• _WHAT IS EXPECTED_
Copy out all the data, word for word.

• _EXCERPTED RECORDS_
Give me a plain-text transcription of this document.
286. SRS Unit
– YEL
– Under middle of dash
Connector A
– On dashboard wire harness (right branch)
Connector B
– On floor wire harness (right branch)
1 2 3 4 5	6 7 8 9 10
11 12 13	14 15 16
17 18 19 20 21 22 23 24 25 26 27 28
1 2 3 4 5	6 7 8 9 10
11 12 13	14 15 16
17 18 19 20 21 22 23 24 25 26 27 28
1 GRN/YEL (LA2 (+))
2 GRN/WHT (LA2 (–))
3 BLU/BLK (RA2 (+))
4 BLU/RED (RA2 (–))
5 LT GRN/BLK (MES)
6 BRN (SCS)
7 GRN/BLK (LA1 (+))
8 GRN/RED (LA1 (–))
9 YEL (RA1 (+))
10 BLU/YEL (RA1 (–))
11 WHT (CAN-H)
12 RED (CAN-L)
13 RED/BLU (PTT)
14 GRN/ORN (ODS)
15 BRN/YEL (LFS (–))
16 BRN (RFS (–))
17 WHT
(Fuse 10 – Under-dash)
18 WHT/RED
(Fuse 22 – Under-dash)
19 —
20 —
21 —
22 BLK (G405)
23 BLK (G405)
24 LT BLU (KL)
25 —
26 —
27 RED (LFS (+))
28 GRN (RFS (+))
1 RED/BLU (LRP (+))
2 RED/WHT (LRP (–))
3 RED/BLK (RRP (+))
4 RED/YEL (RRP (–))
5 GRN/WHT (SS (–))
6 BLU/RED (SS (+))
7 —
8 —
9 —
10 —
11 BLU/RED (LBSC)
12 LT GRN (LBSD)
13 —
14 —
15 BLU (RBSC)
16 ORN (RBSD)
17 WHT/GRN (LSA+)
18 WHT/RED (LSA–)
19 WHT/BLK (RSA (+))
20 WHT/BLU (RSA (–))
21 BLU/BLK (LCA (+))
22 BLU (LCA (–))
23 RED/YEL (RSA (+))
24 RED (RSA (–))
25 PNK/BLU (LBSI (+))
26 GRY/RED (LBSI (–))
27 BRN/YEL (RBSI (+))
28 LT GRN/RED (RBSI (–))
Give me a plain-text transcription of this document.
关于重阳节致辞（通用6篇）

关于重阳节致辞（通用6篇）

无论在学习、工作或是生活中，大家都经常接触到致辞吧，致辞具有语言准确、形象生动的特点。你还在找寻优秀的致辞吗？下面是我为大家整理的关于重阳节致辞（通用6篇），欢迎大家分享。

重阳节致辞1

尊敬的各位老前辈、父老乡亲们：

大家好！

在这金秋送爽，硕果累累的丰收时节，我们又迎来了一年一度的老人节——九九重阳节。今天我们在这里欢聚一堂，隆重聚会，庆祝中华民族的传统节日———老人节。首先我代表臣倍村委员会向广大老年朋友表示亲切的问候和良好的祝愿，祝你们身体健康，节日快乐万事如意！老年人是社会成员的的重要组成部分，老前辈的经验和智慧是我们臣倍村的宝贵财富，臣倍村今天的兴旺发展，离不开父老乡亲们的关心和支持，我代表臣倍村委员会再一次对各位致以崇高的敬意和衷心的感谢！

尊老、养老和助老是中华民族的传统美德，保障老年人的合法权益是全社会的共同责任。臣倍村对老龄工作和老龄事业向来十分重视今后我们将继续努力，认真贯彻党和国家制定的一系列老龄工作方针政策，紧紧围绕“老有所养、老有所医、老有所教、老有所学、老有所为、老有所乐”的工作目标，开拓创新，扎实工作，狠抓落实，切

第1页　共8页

• _THE REPLY_
Give me a plain-text transcription of this document.
286. SRS Unit
– YEL
– Under middle of dash
Connector A
– On dashboard wire harness (right branch)
Connector B
– On floor wire harness (right branch)
1 2 3 4 5	6 7 8 9 10
11 12 13	14 15 16
17 18 19 20 21 22 23 24 25 26 27 28
1 2 3 4 5	6 7 8 9 10
11 12 13	14 15 16
17 18 19 20 21 22 23 24 25 26 27 28
1 GRN/YEL (LA2 (+))
2 GRN/WHT (LA2 (–))
3 BLU/BLK (RA2 (+))
4 BLU/RED (RA2 (–))
5 LT GRN/BLK (MES)
6 BRN (SCS)
7 GRN/BLK (LA1 (+))
8 GRN/RED (LA1 (–))
9 YEL (RA1 (+))
10 BLU/YEL (RA1 (–))
11 WHT (CAN-H)
12 RED (CAN-L)
13 RED/BLU (PTT)
14 GRN/ORN (ODS)
15 BRN/YEL (LFS (–))
16 BRN (RFS (–))
17 WHT
(Fuse 10 – Under-dash)
18 WHT/RED
(Fuse 22 – Under-dash)
19 —
20 —
21 —
22 BLK (G405)
23 BLK (G405)
24 LT BLU (KL)
25 —
26 —
27 RED (LFS (+))
28 GRN (RFS (+))
1 RED/BLU (LRP (+))
2 RED/WHT (LRP (–))
3 RED/BLK (RRP (+))
4 RED/YEL (RRP (–))
5 GRN/WHT (SS (–))
6 BLU/RED (SS (+))
7 —
8 —
9 —
10 —
11 BLU/RED (LBSC)
12 LT GRN (LBSD)
13 —
14 —
15 BLU (RBSC)
16 ORN (RBSD)
17 WHT/GRN (LSA+)
18 WHT/RED (LSA–)
19 WHT/BLK (RSA (+))
20 WHT/BLU (RSA (–))
21 BLU/BLK (LCA (+))
22 BLU (LCA (–))
23 RED/YEL (RSA (+))
24 RED (RSA (–))
25 PNK/BLU (LBSI (+))
26 GRY/RED (LBSI (–))
27 BRN/YEL (RBSI (+))
28 LT GRN/RED (RBSI (–))
Give me a plain-text transcription of this document.
关于重阳节致辞（通用6篇）

关于重阳节致辞（通用6篇）

无论在学习、工作或是生活中，大家都经常接触到致辞吧，致辞具有语言准确、形象生动的特点。你还在找寻优秀的致辞吗？下面是我为大家整理的关于重阳节致辞（通用6篇），欢迎大家分享。

重阳节致辞1

尊敬的各位老前辈、父老乡亲们：

大家好！

在这金秋送爽，硕果累累的丰收时节，我们又迎来了一年一度的老人节——九九重阳节。今天我们在这里欢聚一堂，隆重聚会，庆祝中华民族的传统节日———老人节。首先我代表臣倍村委员会向广大老年朋友表示亲切的问候和良好的祝愿，祝你们身体健康，节日快乐万事如意！老年人是社会成员的的重要组成部分，老前辈的经验和智慧是我们臣倍村的宝贵财富，臣倍村今天的兴旺发展，离不开父老乡亲们的关心和支持，我代表臣倍村委员会再一次对各位致以崇高的敬意和衷心的感谢！

尊老、养老和助老是中华民族的传统美德，保障老年人的合法权益是全社会的共同责任。臣倍村对老龄工作和老龄事业向来十分重视今后我们将继续努力，认真贯彻党和国家制定的一系列老龄工作方针政策，紧紧围绕“老有所养、老有所医、老有所教、老有所学、老有所为、老有所乐”的工作目标，开拓创新，扎实工作，狠抓落实，切

第1页　共8页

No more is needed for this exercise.